Aim>
Extract each line holding the word "večerných" from the entries.
• • • •
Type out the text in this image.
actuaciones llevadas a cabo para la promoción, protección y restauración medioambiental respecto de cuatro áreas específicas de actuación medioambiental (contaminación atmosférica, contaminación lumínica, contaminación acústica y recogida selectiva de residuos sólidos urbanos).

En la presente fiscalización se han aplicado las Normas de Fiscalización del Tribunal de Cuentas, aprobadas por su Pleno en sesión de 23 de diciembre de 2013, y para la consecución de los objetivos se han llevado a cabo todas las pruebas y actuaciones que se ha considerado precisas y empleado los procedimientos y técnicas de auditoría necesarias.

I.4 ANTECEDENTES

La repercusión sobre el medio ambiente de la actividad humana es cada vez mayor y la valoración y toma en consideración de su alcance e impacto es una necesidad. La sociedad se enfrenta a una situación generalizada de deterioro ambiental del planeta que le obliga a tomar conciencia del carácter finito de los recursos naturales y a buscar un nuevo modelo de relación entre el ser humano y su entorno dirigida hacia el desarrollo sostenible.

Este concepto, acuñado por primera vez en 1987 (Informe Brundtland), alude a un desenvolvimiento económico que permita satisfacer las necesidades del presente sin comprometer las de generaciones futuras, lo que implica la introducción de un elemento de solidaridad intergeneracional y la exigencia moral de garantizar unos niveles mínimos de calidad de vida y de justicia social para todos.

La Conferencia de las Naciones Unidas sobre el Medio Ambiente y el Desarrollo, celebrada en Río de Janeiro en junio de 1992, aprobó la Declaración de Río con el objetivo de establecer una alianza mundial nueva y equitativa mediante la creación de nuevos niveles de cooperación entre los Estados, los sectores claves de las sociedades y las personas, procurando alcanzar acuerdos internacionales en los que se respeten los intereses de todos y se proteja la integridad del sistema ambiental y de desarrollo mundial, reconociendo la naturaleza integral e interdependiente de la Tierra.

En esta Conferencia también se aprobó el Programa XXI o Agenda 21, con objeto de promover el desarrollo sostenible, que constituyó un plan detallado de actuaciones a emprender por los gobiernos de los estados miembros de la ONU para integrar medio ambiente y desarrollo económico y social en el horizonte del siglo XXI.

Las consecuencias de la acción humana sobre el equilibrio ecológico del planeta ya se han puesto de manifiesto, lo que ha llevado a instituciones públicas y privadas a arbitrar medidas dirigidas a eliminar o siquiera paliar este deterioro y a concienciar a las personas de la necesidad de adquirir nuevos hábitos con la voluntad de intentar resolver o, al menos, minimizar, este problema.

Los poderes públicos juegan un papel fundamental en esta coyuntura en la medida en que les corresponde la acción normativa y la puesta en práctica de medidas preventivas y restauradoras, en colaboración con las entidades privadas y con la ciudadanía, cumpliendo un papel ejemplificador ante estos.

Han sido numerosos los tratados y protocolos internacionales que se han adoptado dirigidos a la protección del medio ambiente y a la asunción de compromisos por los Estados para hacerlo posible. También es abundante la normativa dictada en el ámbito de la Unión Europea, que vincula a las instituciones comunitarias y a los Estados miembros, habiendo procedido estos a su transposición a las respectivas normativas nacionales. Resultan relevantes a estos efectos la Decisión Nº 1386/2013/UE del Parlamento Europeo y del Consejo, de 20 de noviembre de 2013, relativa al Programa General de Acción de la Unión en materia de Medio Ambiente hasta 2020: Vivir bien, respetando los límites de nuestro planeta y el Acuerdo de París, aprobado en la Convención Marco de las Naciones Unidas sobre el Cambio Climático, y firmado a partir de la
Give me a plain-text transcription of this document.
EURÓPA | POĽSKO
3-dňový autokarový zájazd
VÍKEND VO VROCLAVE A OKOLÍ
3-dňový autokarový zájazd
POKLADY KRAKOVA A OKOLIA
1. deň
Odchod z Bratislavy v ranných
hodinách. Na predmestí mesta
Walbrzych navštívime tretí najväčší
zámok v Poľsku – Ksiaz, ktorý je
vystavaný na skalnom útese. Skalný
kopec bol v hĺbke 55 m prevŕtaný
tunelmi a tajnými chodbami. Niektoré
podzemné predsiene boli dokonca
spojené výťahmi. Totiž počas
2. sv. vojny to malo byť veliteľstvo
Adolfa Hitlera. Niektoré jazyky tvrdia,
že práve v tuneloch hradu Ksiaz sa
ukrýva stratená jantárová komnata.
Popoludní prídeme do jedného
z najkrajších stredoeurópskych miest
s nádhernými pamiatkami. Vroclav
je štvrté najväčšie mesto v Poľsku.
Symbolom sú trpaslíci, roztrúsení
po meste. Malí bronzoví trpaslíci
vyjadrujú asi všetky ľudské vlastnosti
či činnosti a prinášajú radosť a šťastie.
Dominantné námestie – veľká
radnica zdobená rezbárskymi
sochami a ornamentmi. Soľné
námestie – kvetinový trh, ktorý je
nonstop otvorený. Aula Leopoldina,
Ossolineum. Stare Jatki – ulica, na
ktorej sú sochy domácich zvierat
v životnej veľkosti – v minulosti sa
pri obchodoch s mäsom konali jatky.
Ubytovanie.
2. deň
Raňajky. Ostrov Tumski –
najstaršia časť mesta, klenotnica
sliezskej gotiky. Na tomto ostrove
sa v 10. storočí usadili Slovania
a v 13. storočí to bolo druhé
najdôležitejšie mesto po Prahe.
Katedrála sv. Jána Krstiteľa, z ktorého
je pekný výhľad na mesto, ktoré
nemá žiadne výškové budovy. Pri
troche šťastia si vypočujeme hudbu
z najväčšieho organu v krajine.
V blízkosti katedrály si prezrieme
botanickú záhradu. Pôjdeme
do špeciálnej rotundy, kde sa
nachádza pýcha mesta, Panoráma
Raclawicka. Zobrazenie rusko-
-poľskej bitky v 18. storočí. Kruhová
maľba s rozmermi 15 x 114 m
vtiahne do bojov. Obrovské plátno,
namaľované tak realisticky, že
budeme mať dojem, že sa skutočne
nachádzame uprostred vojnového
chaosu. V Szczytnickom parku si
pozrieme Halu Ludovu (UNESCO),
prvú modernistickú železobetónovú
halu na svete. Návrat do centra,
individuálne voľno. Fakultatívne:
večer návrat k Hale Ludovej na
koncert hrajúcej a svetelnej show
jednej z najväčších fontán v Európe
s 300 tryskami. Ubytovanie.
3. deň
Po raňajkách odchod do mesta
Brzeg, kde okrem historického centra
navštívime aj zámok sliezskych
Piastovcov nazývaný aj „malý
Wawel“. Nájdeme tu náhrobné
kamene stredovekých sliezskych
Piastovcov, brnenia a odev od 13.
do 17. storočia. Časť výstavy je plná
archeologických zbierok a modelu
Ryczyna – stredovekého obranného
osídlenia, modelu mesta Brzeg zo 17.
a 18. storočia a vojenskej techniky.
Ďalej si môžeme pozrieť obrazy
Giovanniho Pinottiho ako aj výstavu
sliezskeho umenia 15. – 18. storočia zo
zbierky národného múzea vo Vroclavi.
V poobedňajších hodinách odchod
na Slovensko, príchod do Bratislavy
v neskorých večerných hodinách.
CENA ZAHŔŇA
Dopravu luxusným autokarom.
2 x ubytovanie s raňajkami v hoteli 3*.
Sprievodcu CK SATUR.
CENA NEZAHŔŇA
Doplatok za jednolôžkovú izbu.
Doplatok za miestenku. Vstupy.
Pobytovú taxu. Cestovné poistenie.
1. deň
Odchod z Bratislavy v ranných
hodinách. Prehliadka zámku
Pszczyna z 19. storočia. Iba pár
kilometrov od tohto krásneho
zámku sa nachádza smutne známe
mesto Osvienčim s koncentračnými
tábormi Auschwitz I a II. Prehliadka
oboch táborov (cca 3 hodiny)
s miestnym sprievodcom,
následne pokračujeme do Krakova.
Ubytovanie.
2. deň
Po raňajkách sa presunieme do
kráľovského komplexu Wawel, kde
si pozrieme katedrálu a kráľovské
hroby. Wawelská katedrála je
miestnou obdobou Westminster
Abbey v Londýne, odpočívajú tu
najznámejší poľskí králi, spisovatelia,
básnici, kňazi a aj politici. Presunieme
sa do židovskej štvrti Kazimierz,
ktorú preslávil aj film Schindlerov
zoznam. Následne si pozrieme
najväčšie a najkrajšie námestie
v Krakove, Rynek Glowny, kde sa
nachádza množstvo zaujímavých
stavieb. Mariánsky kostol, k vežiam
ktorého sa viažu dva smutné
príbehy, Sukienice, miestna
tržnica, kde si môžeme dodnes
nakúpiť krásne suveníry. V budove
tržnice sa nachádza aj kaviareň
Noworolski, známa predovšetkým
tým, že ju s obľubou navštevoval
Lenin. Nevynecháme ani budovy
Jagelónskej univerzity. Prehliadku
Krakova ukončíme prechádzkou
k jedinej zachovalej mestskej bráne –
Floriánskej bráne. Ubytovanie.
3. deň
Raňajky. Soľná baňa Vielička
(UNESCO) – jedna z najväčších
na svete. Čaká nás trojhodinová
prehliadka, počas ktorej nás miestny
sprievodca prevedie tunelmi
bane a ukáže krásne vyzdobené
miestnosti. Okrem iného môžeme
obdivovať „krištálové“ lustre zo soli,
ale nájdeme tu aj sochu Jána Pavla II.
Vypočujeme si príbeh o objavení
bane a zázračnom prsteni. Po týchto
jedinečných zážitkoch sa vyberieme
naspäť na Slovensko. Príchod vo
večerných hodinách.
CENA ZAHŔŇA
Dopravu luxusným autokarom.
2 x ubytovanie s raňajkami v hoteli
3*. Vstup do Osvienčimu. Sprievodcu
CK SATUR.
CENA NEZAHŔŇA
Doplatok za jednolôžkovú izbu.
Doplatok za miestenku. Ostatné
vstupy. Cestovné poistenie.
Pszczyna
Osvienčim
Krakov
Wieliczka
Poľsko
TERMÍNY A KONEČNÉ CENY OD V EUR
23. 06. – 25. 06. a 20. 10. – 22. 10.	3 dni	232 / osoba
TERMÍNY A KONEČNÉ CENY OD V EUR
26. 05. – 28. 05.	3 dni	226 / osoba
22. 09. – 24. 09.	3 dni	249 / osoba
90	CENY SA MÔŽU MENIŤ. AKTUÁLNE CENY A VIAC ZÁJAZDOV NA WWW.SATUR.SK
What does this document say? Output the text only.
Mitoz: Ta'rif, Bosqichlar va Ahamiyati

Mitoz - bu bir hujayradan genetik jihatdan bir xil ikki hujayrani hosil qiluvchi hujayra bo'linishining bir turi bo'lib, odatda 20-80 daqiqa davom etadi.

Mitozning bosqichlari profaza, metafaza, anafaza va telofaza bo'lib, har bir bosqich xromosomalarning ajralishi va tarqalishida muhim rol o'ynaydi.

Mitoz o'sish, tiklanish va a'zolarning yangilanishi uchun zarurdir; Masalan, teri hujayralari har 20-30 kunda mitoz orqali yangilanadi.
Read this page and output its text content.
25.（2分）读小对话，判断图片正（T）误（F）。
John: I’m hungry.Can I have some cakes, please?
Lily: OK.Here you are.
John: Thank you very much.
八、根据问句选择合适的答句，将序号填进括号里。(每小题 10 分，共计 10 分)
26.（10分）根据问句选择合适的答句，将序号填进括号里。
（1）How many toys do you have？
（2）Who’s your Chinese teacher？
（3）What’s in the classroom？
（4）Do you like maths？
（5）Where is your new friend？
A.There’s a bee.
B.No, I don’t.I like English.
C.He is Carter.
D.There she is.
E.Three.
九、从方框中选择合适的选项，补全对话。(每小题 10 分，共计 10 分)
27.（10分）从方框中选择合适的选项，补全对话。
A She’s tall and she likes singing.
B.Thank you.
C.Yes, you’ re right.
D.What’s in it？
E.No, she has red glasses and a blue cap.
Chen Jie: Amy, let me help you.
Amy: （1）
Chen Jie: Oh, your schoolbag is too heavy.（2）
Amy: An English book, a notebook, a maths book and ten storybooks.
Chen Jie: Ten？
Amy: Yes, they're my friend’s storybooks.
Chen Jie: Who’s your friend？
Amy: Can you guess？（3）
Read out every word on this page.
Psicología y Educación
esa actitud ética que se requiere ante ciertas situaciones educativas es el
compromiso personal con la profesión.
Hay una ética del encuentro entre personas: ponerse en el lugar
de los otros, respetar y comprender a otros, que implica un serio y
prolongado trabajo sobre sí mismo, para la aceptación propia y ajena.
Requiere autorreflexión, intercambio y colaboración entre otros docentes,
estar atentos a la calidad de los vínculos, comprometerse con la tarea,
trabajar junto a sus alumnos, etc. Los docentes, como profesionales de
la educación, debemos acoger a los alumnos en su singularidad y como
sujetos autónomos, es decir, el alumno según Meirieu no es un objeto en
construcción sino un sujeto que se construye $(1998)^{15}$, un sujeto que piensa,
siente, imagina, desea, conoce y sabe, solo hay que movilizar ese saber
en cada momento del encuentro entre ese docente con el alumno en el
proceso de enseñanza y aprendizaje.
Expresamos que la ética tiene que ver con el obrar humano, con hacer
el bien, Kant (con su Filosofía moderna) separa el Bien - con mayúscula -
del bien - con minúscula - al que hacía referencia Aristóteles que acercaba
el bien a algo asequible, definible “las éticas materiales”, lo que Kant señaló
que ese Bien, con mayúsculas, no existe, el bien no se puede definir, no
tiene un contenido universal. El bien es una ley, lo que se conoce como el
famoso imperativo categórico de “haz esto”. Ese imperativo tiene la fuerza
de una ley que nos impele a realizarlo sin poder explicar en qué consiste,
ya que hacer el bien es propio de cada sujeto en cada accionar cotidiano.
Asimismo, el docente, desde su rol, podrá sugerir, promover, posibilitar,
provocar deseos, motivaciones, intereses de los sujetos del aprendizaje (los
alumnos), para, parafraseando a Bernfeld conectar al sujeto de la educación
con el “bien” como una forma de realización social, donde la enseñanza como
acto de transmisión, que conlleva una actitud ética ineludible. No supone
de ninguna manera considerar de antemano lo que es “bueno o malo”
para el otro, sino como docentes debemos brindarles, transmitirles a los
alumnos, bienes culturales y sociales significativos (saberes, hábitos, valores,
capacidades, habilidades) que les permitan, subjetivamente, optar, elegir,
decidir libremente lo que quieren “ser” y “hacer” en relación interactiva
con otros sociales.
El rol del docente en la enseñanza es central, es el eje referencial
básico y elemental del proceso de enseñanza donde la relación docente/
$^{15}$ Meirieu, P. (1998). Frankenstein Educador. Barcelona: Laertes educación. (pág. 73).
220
• • • •
Solution>
v neskorých večerných hodinách.
večerných hodinách.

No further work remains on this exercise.